**GIVEN INSTRUCTION:** The exercise asks you to copy every line below in which "hacia" appears.

* start SUPPLIED ENTRIES *

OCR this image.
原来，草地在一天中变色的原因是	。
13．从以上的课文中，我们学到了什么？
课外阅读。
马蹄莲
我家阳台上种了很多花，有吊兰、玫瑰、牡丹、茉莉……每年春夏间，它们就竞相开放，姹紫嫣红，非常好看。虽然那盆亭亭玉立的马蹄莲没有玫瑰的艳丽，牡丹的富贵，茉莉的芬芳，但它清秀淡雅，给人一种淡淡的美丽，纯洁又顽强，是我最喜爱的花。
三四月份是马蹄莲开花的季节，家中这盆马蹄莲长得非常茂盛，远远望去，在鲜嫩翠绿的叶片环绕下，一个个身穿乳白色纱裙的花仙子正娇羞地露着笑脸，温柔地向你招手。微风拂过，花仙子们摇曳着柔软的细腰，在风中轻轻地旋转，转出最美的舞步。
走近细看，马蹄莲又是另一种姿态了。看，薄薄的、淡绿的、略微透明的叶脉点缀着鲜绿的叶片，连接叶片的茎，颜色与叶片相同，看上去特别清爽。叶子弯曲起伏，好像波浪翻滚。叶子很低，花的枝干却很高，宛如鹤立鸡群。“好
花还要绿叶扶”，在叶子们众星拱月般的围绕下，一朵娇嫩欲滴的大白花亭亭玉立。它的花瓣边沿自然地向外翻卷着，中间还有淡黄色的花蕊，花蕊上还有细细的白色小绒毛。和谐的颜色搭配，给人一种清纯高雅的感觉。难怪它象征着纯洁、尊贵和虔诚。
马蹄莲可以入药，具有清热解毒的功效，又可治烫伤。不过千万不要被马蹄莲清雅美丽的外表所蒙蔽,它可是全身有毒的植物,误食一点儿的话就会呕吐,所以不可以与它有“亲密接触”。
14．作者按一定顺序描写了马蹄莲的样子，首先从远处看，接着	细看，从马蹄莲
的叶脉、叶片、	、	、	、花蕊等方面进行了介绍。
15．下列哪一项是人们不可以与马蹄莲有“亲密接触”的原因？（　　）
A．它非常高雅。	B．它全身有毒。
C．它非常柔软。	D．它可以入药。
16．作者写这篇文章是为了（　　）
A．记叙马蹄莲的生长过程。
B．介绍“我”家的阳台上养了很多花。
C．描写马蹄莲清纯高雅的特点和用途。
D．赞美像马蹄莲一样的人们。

* end SUPPLIED ENTRIES *
* start SUPPLIED ENTRIES *

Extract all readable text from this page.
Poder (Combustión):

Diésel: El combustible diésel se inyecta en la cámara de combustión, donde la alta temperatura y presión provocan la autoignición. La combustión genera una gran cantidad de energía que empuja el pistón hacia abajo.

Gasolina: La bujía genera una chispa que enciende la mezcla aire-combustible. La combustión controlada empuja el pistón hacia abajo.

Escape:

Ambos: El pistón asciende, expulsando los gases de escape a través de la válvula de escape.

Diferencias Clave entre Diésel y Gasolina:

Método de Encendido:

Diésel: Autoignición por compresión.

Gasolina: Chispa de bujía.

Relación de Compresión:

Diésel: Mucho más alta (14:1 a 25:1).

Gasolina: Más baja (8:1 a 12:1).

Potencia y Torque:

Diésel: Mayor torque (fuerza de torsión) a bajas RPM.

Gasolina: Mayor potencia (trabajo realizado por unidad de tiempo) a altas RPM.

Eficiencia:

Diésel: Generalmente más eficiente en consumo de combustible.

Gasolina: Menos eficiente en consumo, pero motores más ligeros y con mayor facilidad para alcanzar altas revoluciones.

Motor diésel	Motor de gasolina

* end SUPPLIED ENTRIES *

**EXPECTED ANSWER:**
Diésel: El combustible diésel se inyecta en la cámara de combustión, donde la alta temperatura y presión provocan la autoignición. La combustión genera una gran cantidad de energía que empuja el pistón hacia abajo.
Gasolina: La bujía genera una chispa que enciende la mezcla aire-combustible. La combustión controlada empuja el pistón hacia abajo.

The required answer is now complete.